'''

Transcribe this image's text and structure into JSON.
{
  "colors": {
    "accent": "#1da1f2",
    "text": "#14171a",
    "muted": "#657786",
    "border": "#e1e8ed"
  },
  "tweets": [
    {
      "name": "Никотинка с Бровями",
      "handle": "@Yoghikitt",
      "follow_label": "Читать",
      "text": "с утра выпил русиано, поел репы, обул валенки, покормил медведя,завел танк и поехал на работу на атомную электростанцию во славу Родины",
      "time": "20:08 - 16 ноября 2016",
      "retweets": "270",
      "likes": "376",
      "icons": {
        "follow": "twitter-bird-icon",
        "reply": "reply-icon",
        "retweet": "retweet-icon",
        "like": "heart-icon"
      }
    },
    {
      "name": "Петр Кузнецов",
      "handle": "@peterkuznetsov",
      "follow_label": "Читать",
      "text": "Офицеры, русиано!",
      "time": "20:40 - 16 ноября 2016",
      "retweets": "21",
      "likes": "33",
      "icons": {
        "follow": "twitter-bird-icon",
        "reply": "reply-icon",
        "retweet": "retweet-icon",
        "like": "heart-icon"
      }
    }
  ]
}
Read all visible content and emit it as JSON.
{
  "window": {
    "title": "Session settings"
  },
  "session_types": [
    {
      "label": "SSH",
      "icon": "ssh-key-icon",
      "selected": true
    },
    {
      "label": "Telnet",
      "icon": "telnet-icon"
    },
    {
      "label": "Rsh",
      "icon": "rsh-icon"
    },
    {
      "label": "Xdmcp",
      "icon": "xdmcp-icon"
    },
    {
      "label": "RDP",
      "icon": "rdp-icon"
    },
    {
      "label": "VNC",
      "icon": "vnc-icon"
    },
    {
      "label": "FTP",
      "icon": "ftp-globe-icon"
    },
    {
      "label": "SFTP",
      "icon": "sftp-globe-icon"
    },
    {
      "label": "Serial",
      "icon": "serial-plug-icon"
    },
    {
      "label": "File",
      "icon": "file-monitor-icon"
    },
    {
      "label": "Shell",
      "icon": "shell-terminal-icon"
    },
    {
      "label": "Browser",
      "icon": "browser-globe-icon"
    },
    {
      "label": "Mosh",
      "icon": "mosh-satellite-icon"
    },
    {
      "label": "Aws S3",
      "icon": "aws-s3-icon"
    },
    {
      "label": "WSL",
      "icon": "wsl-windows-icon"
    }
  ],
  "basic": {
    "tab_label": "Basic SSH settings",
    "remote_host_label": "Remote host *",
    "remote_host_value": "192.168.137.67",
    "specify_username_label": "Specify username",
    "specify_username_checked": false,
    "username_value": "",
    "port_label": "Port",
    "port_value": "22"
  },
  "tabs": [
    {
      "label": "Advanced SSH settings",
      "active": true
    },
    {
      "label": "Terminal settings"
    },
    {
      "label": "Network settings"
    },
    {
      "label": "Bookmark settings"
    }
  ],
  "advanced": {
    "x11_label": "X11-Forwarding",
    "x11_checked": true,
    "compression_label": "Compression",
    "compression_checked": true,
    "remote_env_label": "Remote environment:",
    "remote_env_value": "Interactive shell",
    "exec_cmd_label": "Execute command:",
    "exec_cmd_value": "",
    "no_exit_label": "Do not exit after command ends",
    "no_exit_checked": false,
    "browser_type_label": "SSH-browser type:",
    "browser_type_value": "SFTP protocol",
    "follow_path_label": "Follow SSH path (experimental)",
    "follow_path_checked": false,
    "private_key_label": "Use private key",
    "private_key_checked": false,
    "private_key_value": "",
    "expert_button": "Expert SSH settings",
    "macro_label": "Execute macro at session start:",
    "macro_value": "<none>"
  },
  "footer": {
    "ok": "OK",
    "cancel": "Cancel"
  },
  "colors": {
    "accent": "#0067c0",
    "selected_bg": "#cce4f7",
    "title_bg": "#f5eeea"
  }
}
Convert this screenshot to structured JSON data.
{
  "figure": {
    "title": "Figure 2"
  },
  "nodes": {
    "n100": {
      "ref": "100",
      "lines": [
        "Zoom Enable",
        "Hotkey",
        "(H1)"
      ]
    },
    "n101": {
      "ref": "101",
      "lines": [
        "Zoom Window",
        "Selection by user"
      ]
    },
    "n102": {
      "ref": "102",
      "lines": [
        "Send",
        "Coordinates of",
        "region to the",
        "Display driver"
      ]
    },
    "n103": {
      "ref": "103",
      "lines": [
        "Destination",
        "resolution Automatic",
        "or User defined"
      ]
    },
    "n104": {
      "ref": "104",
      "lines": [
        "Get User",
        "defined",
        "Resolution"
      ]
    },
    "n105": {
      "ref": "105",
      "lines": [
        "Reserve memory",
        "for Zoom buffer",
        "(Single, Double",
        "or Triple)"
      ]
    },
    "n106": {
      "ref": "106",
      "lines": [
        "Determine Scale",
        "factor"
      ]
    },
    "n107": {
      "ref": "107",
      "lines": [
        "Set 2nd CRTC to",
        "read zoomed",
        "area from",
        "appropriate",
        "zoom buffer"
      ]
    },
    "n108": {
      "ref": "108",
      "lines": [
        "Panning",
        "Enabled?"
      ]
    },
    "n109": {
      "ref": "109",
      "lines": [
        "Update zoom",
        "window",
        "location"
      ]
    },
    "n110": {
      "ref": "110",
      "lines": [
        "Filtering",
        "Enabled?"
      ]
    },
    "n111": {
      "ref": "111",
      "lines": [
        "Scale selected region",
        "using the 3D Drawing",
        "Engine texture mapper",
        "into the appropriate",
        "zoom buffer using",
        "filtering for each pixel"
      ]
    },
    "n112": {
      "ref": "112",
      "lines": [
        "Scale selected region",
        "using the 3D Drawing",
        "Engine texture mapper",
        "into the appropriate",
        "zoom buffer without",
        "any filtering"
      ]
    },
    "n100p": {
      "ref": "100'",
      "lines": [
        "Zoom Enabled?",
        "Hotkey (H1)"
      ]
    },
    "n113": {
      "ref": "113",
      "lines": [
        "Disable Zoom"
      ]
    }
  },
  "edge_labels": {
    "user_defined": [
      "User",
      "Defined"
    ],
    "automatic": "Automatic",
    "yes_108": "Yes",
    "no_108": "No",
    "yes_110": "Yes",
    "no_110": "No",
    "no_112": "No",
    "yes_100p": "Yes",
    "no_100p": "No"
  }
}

'''

[WRITTEN EXERCISE]:
Repeat every entry exactly as written above.

[FULL RESPONSE]:
Transcribe this image's text and structure into JSON.
{
  "colors": {
    "accent": "#1da1f2",
    "text": "#14171a",
    "muted": "#657786",
    "border": "#e1e8ed"
  },
  "tweets": [
    {
      "name": "Никотинка с Бровями",
      "handle": "@Yoghikitt",
      "follow_label": "Читать",
      "text": "с утра выпил русиано, поел репы, обул валенки, покормил медведя,завел танк и поехал на работу на атомную электростанцию во славу Родины",
      "time": "20:08 - 16 ноября 2016",
      "retweets": "270",
      "likes": "376",
      "icons": {
        "follow": "twitter-bird-icon",
        "reply": "reply-icon",
        "retweet": "retweet-icon",
        "like": "heart-icon"
      }
    },
    {
      "name": "Петр Кузнецов",
      "handle": "@peterkuznetsov",
      "follow_label": "Читать",
      "text": "Офицеры, русиано!",
      "time": "20:40 - 16 ноября 2016",
      "retweets": "21",
      "likes": "33",
      "icons": {
        "follow": "twitter-bird-icon",
        "reply": "reply-icon",
        "retweet": "retweet-icon",
        "like": "heart-icon"
      }
    }
  ]
}
Read all visible content and emit it as JSON.
{
  "window": {
    "title": "Session settings"
  },
  "session_types": [
    {
      "label": "SSH",
      "icon": "ssh-key-icon",
      "selected": true
    },
    {
      "label": "Telnet",
      "icon": "telnet-icon"
    },
    {
      "label": "Rsh",
      "icon": "rsh-icon"
    },
    {
      "label": "Xdmcp",
      "icon": "xdmcp-icon"
    },
    {
      "label": "RDP",
      "icon": "rdp-icon"
    },
    {
      "label": "VNC",
      "icon": "vnc-icon"
    },
    {
      "label": "FTP",
      "icon": "ftp-globe-icon"
    },
    {
      "label": "SFTP",
      "icon": "sftp-globe-icon"
    },
    {
      "label": "Serial",
      "icon": "serial-plug-icon"
    },
    {
      "label": "File",
      "icon": "file-monitor-icon"
    },
    {
      "label": "Shell",
      "icon": "shell-terminal-icon"
    },
    {
      "label": "Browser",
      "icon": "browser-globe-icon"
    },
    {
      "label": "Mosh",
      "icon": "mosh-satellite-icon"
    },
    {
      "label": "Aws S3",
      "icon": "aws-s3-icon"
    },
    {
      "label": "WSL",
      "icon": "wsl-windows-icon"
    }
  ],
  "basic": {
    "tab_label": "Basic SSH settings",
    "remote_host_label": "Remote host *",
    "remote_host_value": "192.168.137.67",
    "specify_username_label": "Specify username",
    "specify_username_checked": false,
    "username_value": "",
    "port_label": "Port",
    "port_value": "22"
  },
  "tabs": [
    {
      "label": "Advanced SSH settings",
      "active": true
    },
    {
      "label": "Terminal settings"
    },
    {
      "label": "Network settings"
    },
    {
      "label": "Bookmark settings"
    }
  ],
  "advanced": {
    "x11_label": "X11-Forwarding",
    "x11_checked": true,
    "compression_label": "Compression",
    "compression_checked": true,
    "remote_env_label": "Remote environment:",
    "remote_env_value": "Interactive shell",
    "exec_cmd_label": "Execute command:",
    "exec_cmd_value": "",
    "no_exit_label": "Do not exit after command ends",
    "no_exit_checked": false,
    "browser_type_label": "SSH-browser type:",
    "browser_type_value": "SFTP protocol",
    "follow_path_label": "Follow SSH path (experimental)",
    "follow_path_checked": false,
    "private_key_label": "Use private key",
    "private_key_checked": false,
    "private_key_value": "",
    "expert_button": "Expert SSH settings",
    "macro_label": "Execute macro at session start:",
    "macro_value": "<none>"
  },
  "footer": {
    "ok": "OK",
    "cancel": "Cancel"
  },
  "colors": {
    "accent": "#0067c0",
    "selected_bg": "#cce4f7",
    "title_bg": "#f5eeea"
  }
}
Convert this screenshot to structured JSON data.
{
  "figure": {
    "title": "Figure 2"
  },
  "nodes": {
    "n100": {
      "ref": "100",
      "lines": [
        "Zoom Enable",
        "Hotkey",
        "(H1)"
      ]
    },
    "n101": {
      "ref": "101",
      "lines": [
        "Zoom Window",
        "Selection by user"
      ]
    },
    "n102": {
      "ref": "102",
      "lines": [
        "Send",
        "Coordinates of",
        "region to the",
        "Display driver"
      ]
    },
    "n103": {
      "ref": "103",
      "lines": [
        "Destination",
        "resolution Automatic",
        "or User defined"
      ]
    },
    "n104": {
      "ref": "104",
      "lines": [
        "Get User",
        "defined",
        "Resolution"
      ]
    },
    "n105": {
      "ref": "105",
      "lines": [
        "Reserve memory",
        "for Zoom buffer",
        "(Single, Double",
        "or Triple)"
      ]
    },
    "n106": {
      "ref": "106",
      "lines": [
        "Determine Scale",
        "factor"
      ]
    },
    "n107": {
      "ref": "107",
      "lines": [
        "Set 2nd CRTC to",
        "read zoomed",
        "area from",
        "appropriate",
        "zoom buffer"
      ]
    },
    "n108": {
      "ref": "108",
      "lines": [
        "Panning",
        "Enabled?"
      ]
    },
    "n109": {
      "ref": "109",
      "lines": [
        "Update zoom",
        "window",
        "location"
      ]
    },
    "n110": {
      "ref": "110",
      "lines": [
        "Filtering",
        "Enabled?"
      ]
    },
    "n111": {
      "ref": "111",
      "lines": [
        "Scale selected region",
        "using the 3D Drawing",
        "Engine texture mapper",
        "into the appropriate",
        "zoom buffer using",
        "filtering for each pixel"
      ]
    },
    "n112": {
      "ref": "112",
      "lines": [
        "Scale selected region",
        "using the 3D Drawing",
        "Engine texture mapper",
        "into the appropriate",
        "zoom buffer without",
        "any filtering"
      ]
    },
    "n100p": {
      "ref": "100'",
      "lines": [
        "Zoom Enabled?",
        "Hotkey (H1)"
      ]
    },
    "n113": {
      "ref": "113",
      "lines": [
        "Disable Zoom"
      ]
    }
  },
  "edge_labels": {
    "user_defined": [
      "User",
      "Defined"
    ],
    "automatic": "Automatic",
    "yes_108": "Yes",
    "no_108": "No",
    "yes_110": "Yes",
    "no_110": "No",
    "no_112": "No",
    "yes_100p": "Yes",
    "no_100p": "No"
  }
}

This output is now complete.